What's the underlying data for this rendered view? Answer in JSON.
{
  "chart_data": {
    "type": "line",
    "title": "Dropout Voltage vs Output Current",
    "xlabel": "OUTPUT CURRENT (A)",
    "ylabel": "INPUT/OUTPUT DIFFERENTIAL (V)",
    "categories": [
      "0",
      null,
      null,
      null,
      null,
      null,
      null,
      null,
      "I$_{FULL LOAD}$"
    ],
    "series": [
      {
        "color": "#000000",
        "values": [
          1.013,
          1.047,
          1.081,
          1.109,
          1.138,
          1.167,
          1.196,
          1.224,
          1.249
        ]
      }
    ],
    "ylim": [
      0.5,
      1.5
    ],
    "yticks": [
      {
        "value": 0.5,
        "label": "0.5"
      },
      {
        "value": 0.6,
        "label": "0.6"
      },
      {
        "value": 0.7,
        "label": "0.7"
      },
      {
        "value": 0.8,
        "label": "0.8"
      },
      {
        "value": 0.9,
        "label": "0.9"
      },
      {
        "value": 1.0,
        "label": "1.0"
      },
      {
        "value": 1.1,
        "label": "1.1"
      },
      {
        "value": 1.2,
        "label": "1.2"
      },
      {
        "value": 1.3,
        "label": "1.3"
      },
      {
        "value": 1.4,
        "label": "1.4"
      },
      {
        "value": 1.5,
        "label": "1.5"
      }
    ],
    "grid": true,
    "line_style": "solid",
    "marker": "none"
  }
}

= = =

PROBLEM TO SOLVE>
Above are some records. Print them all exactly.

EXPECTED OUTPUT>
What's the underlying data for this rendered view? Answer in JSON.
{
  "chart_data": {
    "type": "line",
    "title": "Dropout Voltage vs Output Current",
    "xlabel": "OUTPUT CURRENT (A)",
    "ylabel": "INPUT/OUTPUT DIFFERENTIAL (V)",
    "categories": [
      "0",
      null,
      null,
      null,
      null,
      null,
      null,
      null,
      "I$_{FULL LOAD}$"
    ],
    "series": [
      {
        "color": "#000000",
        "values": [
          1.013,
          1.047,
          1.081,
          1.109,
          1.138,
          1.167,
          1.196,
          1.224,
          1.249
        ]
      }
    ],
    "ylim": [
      0.5,
      1.5
    ],
    "yticks": [
      {
        "value": 0.5,
        "label": "0.5"
      },
      {
        "value": 0.6,
        "label": "0.6"
      },
      {
        "value": 0.7,
        "label": "0.7"
      },
      {
        "value": 0.8,
        "label": "0.8"
      },
      {
        "value": 0.9,
        "label": "0.9"
      },
      {
        "value": 1.0,
        "label": "1.0"
      },
      {
        "value": 1.1,
        "label": "1.1"
      },
      {
        "value": 1.2,
        "label": "1.2"
      },
      {
        "value": 1.3,
        "label": "1.3"
      },
      {
        "value": 1.4,
        "label": "1.4"
      },
      {
        "value": 1.5,
        "label": "1.5"
      }
    ],
    "grid": true,
    "line_style": "solid",
    "marker": "none"
  }
}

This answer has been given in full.